## Task directions
Show, in full, each line of the data that contains "sharoitlarga".

BEGIN Supplied data

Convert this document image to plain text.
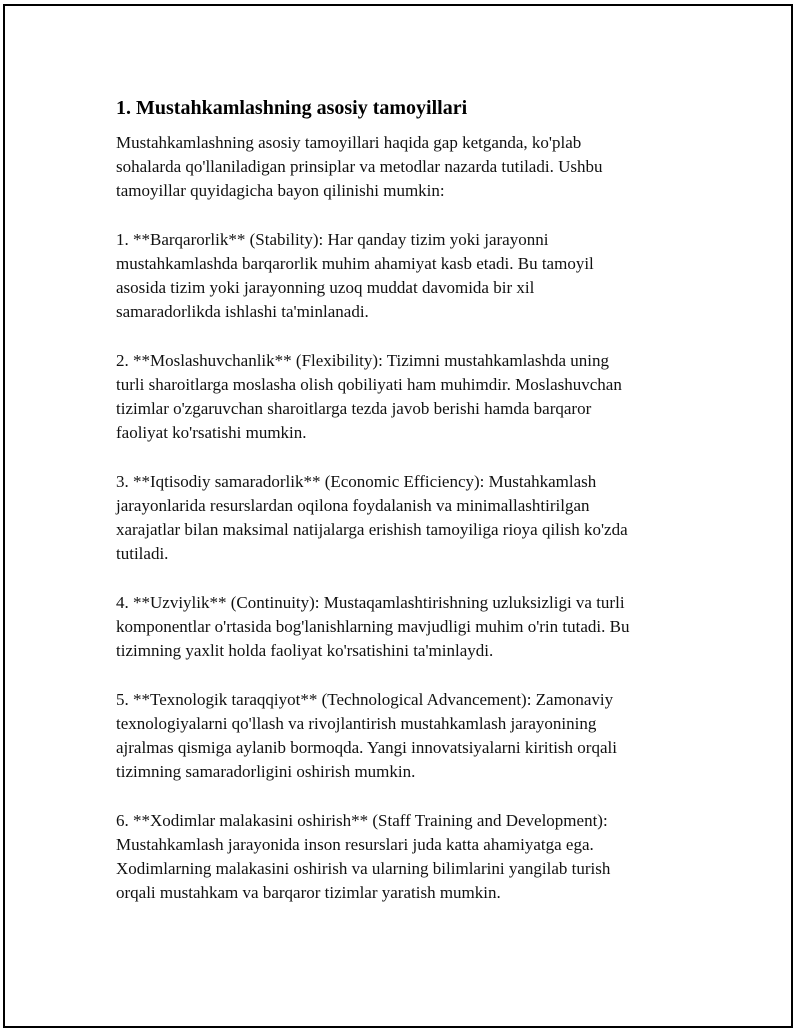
1. Mustahkamlashning asosiy tamoyillari
Mustahkamlashning asosiy tamoyillari haqida gap ketganda, ko'plab
sohalarda qo'llaniladigan prinsiplar va metodlar nazarda tutiladi. Ushbu
tamoyillar quyidagicha bayon qilinishi mumkin:
1. **Barqarorlik** (Stability): Har qanday tizim yoki jarayonni
mustahkamlashda barqarorlik muhim ahamiyat kasb etadi. Bu tamoyil
asosida tizim yoki jarayonning uzoq muddat davomida bir xil
samaradorlikda ishlashi ta'minlanadi.
2. **Moslashuvchanlik** (Flexibility): Tizimni mustahkamlashda uning
turli sharoitlarga moslasha olish qobiliyati ham muhimdir. Moslashuvchan
tizimlar o'zgaruvchan sharoitlarga tezda javob berishi hamda barqaror
faoliyat ko'rsatishi mumkin.
3. **Iqtisodiy samaradorlik** (Economic Efficiency): Mustahkamlash
jarayonlarida resurslardan oqilona foydalanish va minimallashtirilgan
xarajatlar bilan maksimal natijalarga erishish tamoyiliga rioya qilish ko'zda
tutiladi.
4. **Uzviylik** (Continuity): Mustaqamlashtirishning uzluksizligi va turli
komponentlar o'rtasida bog'lanishlarning mavjudligi muhim o'rin tutadi. Bu
tizimning yaxlit holda faoliyat ko'rsatishini ta'minlaydi.
5. **Texnologik taraqqiyot** (Technological Advancement): Zamonaviy
texnologiyalarni qo'llash va rivojlantirish mustahkamlash jarayonining
ajralmas qismiga aylanib bormoqda. Yangi innovatsiyalarni kiritish orqali
tizimning samaradorligini oshirish mumkin.
6. **Xodimlar malakasini oshirish** (Staff Training and Development):
Mustahkamlash jarayonida inson resurslari juda katta ahamiyatga ega.
Xodimlarning malakasini oshirish va ularning bilimlarini yangilab turish
orqali mustahkam va barqaror tizimlar yaratish mumkin.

END Supplied data

## Complete output
turli sharoitlarga moslasha olish qobiliyati ham muhimdir. Moslashuvchan
tizimlar o'zgaruvchan sharoitlarga tezda javob berishi hamda barqaror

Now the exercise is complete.